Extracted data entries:
** START **

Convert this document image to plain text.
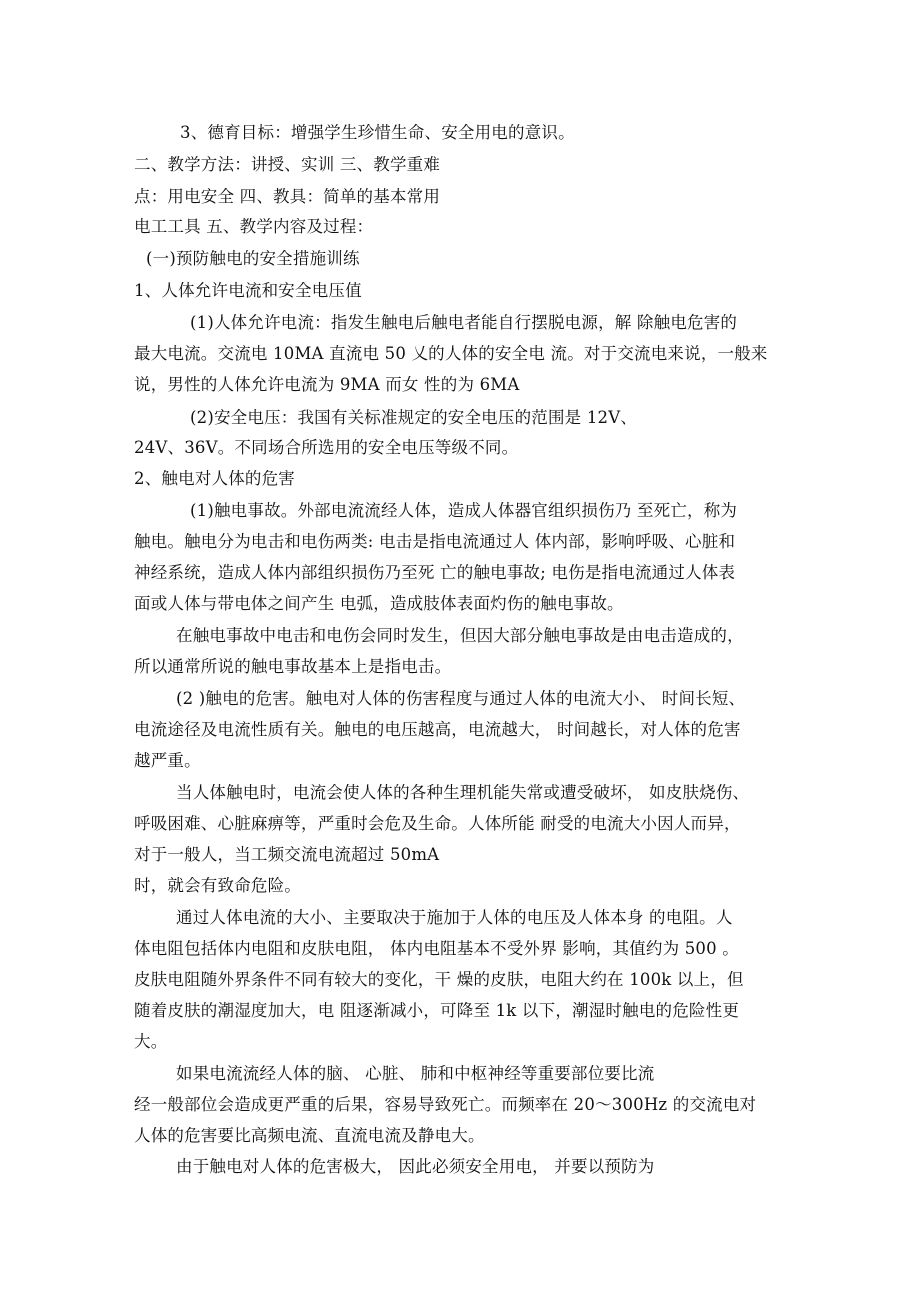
3、德育目标：增强学生珍惜生命、安全用电的意识。
二、教学方法：讲授、实训 三、教学重难
点：用电安全 四、教具：简单的基本常用
电工工具 五、教学内容及过程：
(一)预防触电的安全措施训练
1、人体允许电流和安全电压值
(1)人体允许电流：指发生触电后触电者能自行摆脱电源，解 除触电危害的
最大电流。交流电 10MA 直流电 50 乂的人体的安全电 流。对于交流电来说，一般来
说，男性的人体允许电流为 9MA 而女 性的为 6MA
(2)安全电压：我国有关标准规定的安全电压的范围是 12V、
24V、36V。不同场合所选用的安全电压等级不同。
2、触电对人体的危害
(1)触电事故。外部电流流经人体，造成人体器官组织损伤乃 至死亡，称为
触电。触电分为电击和电伤两类: 电击是指电流通过人 体内部，影响呼吸、心脏和
神经系统，造成人体内部组织损伤乃至死 亡的触电事故; 电伤是指电流通过人体表
面或人体与带电体之间产生 电弧，造成肢体表面灼伤的触电事故。
在触电事故中电击和电伤会同时发生，但因大部分触电事故是由电击造成的，
所以通常所说的触电事故基本上是指电击。
(2 )触电的危害。触电对人体的伤害程度与通过人体的电流大小、 时间长短、
电流途径及电流性质有关。触电的电压越高，电流越大， 时间越长，对人体的危害
越严重。
当人体触电时，电流会使人体的各种生理机能失常或遭受破坏， 如皮肤烧伤、
呼吸困难、心脏麻痹等，严重时会危及生命。人体所能 耐受的电流大小因人而异，
对于一般人，当工频交流电流超过 50mA
时，就会有致命危险。
通过人体电流的大小、主要取决于施加于人体的电压及人体本身 的电阻。人
体电阻包括体内电阻和皮肤电阻， 体内电阻基本不受外界 影响，其值约为 500 。
皮肤电阻随外界条件不同有较大的变化，干 燥的皮肤，电阻大约在 100k 以上，但
随着皮肤的潮湿度加大，电 阻逐渐减小，可降至 1k 以下，潮湿时触电的危险性更
大。
如果电流流经人体的脑、 心脏、 肺和中枢神经等重要部位要比流
经一般部位会造成更严重的后果，容易导致死亡。而频率在 20～300Hz 的交流电对
人体的危害要比高频电流、直流电流及静电大。
由于触电对人体的危害极大， 因此必须安全用电， 并要以预防为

** END **

Without the pictures, return all the records precisely as they stand.

> _Task result_
Convert this document image to plain text.
3、德育目标：增强学生珍惜生命、安全用电的意识。
二、教学方法：讲授、实训 三、教学重难
点：用电安全 四、教具：简单的基本常用
电工工具 五、教学内容及过程：
(一)预防触电的安全措施训练
1、人体允许电流和安全电压值
(1)人体允许电流：指发生触电后触电者能自行摆脱电源，解 除触电危害的
最大电流。交流电 10MA 直流电 50 乂的人体的安全电 流。对于交流电来说，一般来
说，男性的人体允许电流为 9MA 而女 性的为 6MA
(2)安全电压：我国有关标准规定的安全电压的范围是 12V、
24V、36V。不同场合所选用的安全电压等级不同。
2、触电对人体的危害
(1)触电事故。外部电流流经人体，造成人体器官组织损伤乃 至死亡，称为
触电。触电分为电击和电伤两类: 电击是指电流通过人 体内部，影响呼吸、心脏和
神经系统，造成人体内部组织损伤乃至死 亡的触电事故; 电伤是指电流通过人体表
面或人体与带电体之间产生 电弧，造成肢体表面灼伤的触电事故。
在触电事故中电击和电伤会同时发生，但因大部分触电事故是由电击造成的，
所以通常所说的触电事故基本上是指电击。
(2 )触电的危害。触电对人体的伤害程度与通过人体的电流大小、 时间长短、
电流途径及电流性质有关。触电的电压越高，电流越大， 时间越长，对人体的危害
越严重。
当人体触电时，电流会使人体的各种生理机能失常或遭受破坏， 如皮肤烧伤、
呼吸困难、心脏麻痹等，严重时会危及生命。人体所能 耐受的电流大小因人而异，
对于一般人，当工频交流电流超过 50mA
时，就会有致命危险。
通过人体电流的大小、主要取决于施加于人体的电压及人体本身 的电阻。人
体电阻包括体内电阻和皮肤电阻， 体内电阻基本不受外界 影响，其值约为 500 。
皮肤电阻随外界条件不同有较大的变化，干 燥的皮肤，电阻大约在 100k 以上，但
随着皮肤的潮湿度加大，电 阻逐渐减小，可降至 1k 以下，潮湿时触电的危险性更
大。
如果电流流经人体的脑、 心脏、 肺和中枢神经等重要部位要比流
经一般部位会造成更严重的后果，容易导致死亡。而频率在 20～300Hz 的交流电对
人体的危害要比高频电流、直流电流及静电大。
由于触电对人体的危害极大， 因此必须安全用电， 并要以预防为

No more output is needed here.